→ **REQUEST**
Retype the whole listing below, character for character.

→ **GIVEN DATA**
━━━━━━━━━━━━━━━━
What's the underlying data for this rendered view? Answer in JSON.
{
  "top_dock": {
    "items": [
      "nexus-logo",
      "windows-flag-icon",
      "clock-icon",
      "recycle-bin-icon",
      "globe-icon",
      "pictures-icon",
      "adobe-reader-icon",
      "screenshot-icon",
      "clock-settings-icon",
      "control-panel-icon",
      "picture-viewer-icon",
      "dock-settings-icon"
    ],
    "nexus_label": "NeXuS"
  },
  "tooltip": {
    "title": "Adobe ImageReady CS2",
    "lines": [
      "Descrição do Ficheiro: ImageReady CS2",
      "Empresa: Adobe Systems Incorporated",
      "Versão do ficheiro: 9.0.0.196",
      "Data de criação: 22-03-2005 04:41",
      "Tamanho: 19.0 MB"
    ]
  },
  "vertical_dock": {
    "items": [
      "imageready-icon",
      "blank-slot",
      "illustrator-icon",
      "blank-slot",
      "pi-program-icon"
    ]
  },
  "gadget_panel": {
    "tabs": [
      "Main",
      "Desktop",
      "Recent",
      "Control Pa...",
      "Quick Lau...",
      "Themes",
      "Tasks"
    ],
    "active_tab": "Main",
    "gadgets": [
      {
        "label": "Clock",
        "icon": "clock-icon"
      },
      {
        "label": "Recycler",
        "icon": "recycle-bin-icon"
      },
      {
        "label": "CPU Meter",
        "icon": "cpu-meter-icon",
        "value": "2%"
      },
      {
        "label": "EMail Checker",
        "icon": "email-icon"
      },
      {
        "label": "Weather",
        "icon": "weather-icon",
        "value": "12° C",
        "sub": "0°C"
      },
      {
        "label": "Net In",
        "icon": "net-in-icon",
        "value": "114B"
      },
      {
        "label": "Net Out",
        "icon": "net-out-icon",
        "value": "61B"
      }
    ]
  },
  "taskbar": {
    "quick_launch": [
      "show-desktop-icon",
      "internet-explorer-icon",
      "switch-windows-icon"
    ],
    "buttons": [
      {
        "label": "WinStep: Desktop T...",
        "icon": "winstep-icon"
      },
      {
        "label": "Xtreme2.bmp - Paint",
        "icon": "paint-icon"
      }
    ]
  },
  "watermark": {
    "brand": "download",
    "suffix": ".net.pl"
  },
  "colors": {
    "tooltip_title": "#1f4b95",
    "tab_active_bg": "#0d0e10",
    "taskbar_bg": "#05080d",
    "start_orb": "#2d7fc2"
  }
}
━━━━━━━━━━━━━━━━
→ **WRITTEN RESPONSE**
What's the underlying data for this rendered view? Answer in JSON.
{
  "top_dock": {
    "items": [
      "nexus-logo",
      "windows-flag-icon",
      "clock-icon",
      "recycle-bin-icon",
      "globe-icon",
      "pictures-icon",
      "adobe-reader-icon",
      "screenshot-icon",
      "clock-settings-icon",
      "control-panel-icon",
      "picture-viewer-icon",
      "dock-settings-icon"
    ],
    "nexus_label": "NeXuS"
  },
  "tooltip": {
    "title": "Adobe ImageReady CS2",
    "lines": [
      "Descrição do Ficheiro: ImageReady CS2",
      "Empresa: Adobe Systems Incorporated",
      "Versão do ficheiro: 9.0.0.196",
      "Data de criação: 22-03-2005 04:41",
      "Tamanho: 19.0 MB"
    ]
  },
  "vertical_dock": {
    "items": [
      "imageready-icon",
      "blank-slot",
      "illustrator-icon",
      "blank-slot",
      "pi-program-icon"
    ]
  },
  "gadget_panel": {
    "tabs": [
      "Main",
      "Desktop",
      "Recent",
      "Control Pa...",
      "Quick Lau...",
      "Themes",
      "Tasks"
    ],
    "active_tab": "Main",
    "gadgets": [
      {
        "label": "Clock",
        "icon": "clock-icon"
      },
      {
        "label": "Recycler",
        "icon": "recycle-bin-icon"
      },
      {
        "label": "CPU Meter",
        "icon": "cpu-meter-icon",
        "value": "2%"
      },
      {
        "label": "EMail Checker",
        "icon": "email-icon"
      },
      {
        "label": "Weather",
        "icon": "weather-icon",
        "value": "12° C",
        "sub": "0°C"
      },
      {
        "label": "Net In",
        "icon": "net-in-icon",
        "value": "114B"
      },
      {
        "label": "Net Out",
        "icon": "net-out-icon",
        "value": "61B"
      }
    ]
  },
  "taskbar": {
    "quick_launch": [
      "show-desktop-icon",
      "internet-explorer-icon",
      "switch-windows-icon"
    ],
    "buttons": [
      {
        "label": "WinStep: Desktop T...",
        "icon": "winstep-icon"
      },
      {
        "label": "Xtreme2.bmp - Paint",
        "icon": "paint-icon"
      }
    ]
  },
  "watermark": {
    "brand": "download",
    "suffix": ".net.pl"
  },
  "colors": {
    "tooltip_title": "#1f4b95",
    "tab_active_bg": "#0d0e10",
    "taskbar_bg": "#05080d",
    "start_orb": "#2d7fc2"
  }
}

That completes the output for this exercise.